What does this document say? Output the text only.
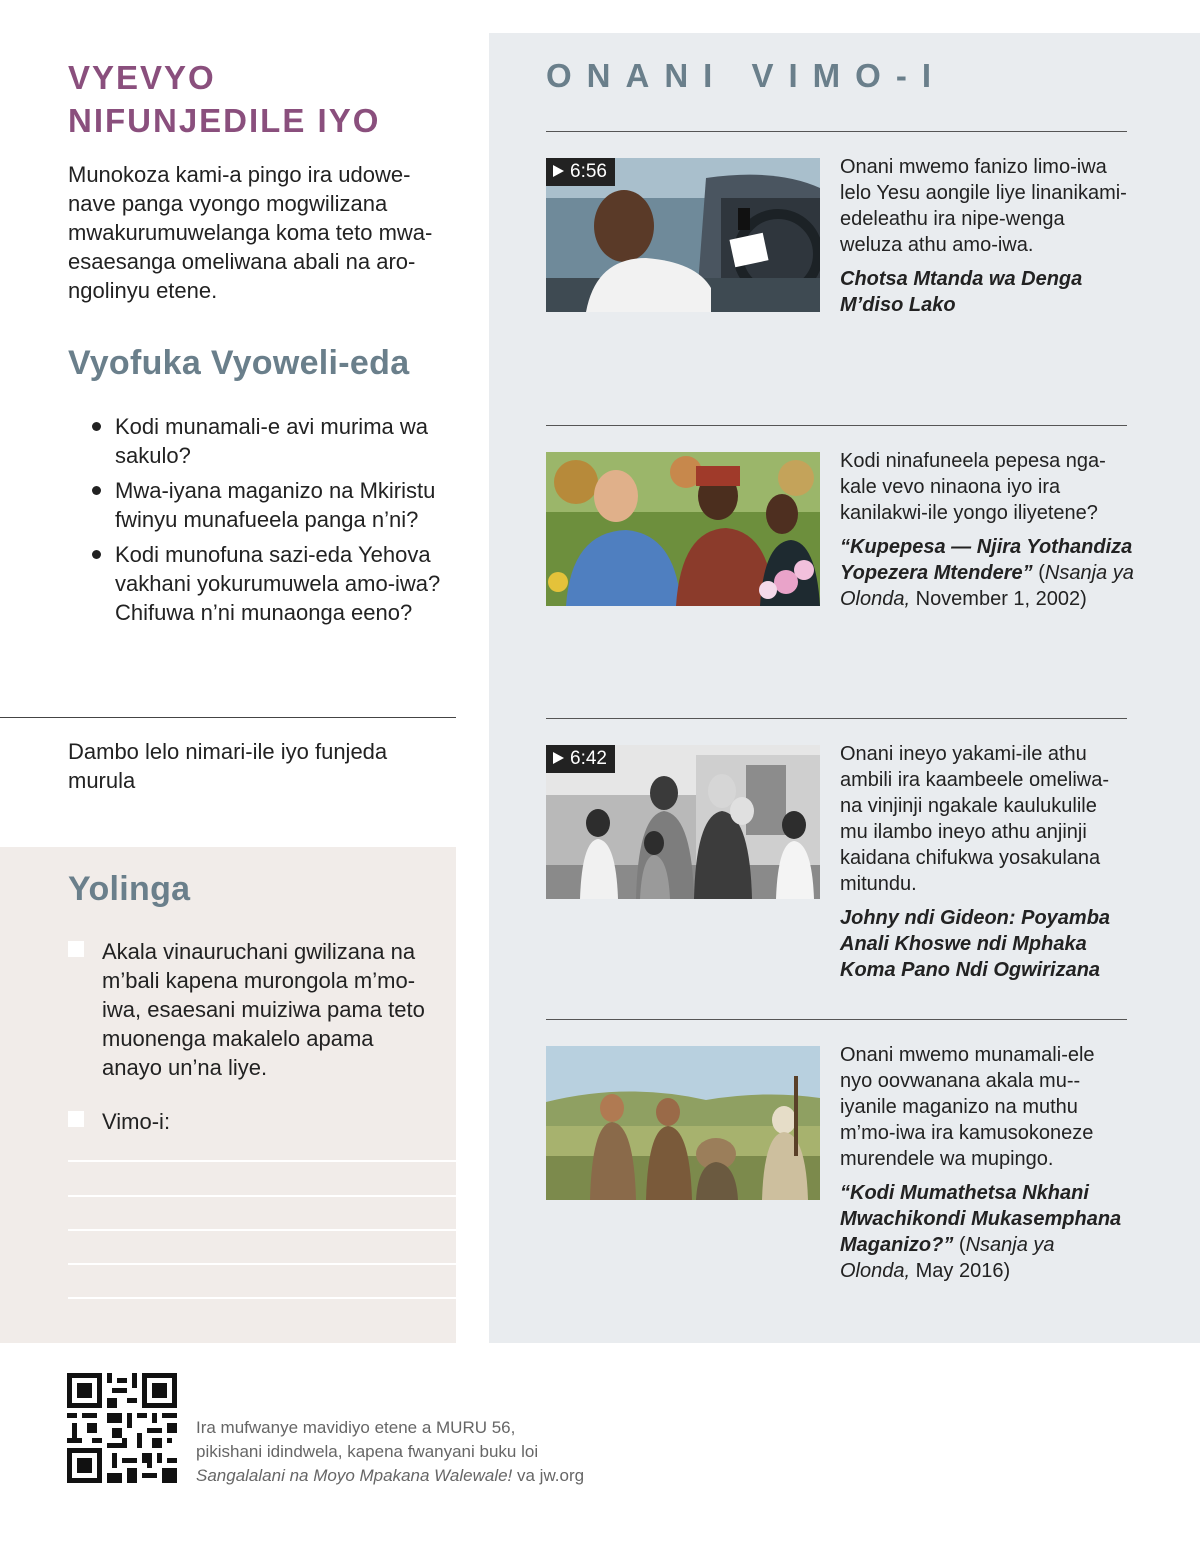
VYEVYO
NIFUNJEDILE IYO

Munokoza kami-a pingo ira udowe-nave panga vyongo mogwilizana mwakurumuwelanga koma teto mwa-esaesanga omeliwana abali na aro-ngolinyu etene.

Vyofuka Vyoweli-eda
Kodi munamali-e avi murima wa sakulo?
Mwa-iyana maganizo na Mkiristu fwinyu munafueela panga n’ni?
Kodi munofuna sazi-eda Yehova vakhani yokurumuwela amo-iwa? Chifuwa n’ni munaonga eeno?

Dambo lelo nimari-ile iyo funjeda murula

Yolinga
Akala vinauruchani gwilizana na m’bali kapena murongola m’mo-iwa, esaesani muiziwa pama teto muonenga makalelo apama anayo un’na liye.
Vimo-i:
ONANI VIMO-I
6:56	Onani mwemo fanizo limo-iwa lelo Yesu aongile liye linanikami-edeleathu ira nipe-wenga weluza athu amo-iwa.

Chotsa Mtanda wa Denga M’diso Lako

Kodi ninafuneela pepesa nga-kale vevo ninaona iyo ira kanilakwi-ile yongo iliyetene?

“Kupepesa — Njira Yothandiza Yopezera Mtendere” (Nsanja ya Olonda, November 1, 2002)

6:42	Onani ineyo yakami-ile athu ambili ira kaambeele omeliwa-na vinjinji ngakale kaulukulile mu ilambo ineyo athu anjinji kaidana chifukwa yosakulana mitundu.

Johny ndi Gideon: Poyamba Anali Khoswe ndi Mphaka Koma Pano Ndi Ogwirizana

Onani mwemo munamali-ele nyo oovwanana akala mu--iyanile maganizo na muthu m’mo-iwa ira kamusokoneze murendele wa mupingo.

“Kodi Mumathetsa Nkhani Mwachikondi Mukasemphana Maganizo?” (Nsanja ya Olonda, May 2016)

Ira mufwanye mavidiyo etene a MURU 56,
pikishani idindwela, kapena fwanyani buku loi
Sangalalani na Moyo Mpakana Walewale! va jw.org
◇ ◇ ◇ ◇ ◇
Pick each line holding the word "athu" out of the data and copy it.

6:56	Onani mwemo fanizo limo-iwa lelo Yesu aongile liye linanikami-edeleathu ira nipe-wenga weluza athu amo-iwa.
6:42	Onani ineyo yakami-ile athu ambili ira kaambeele omeliwa-na vinjinji ngakale kaulukulile mu ilambo ineyo athu anjinji kaidana chifukwa yosakulana mitundu.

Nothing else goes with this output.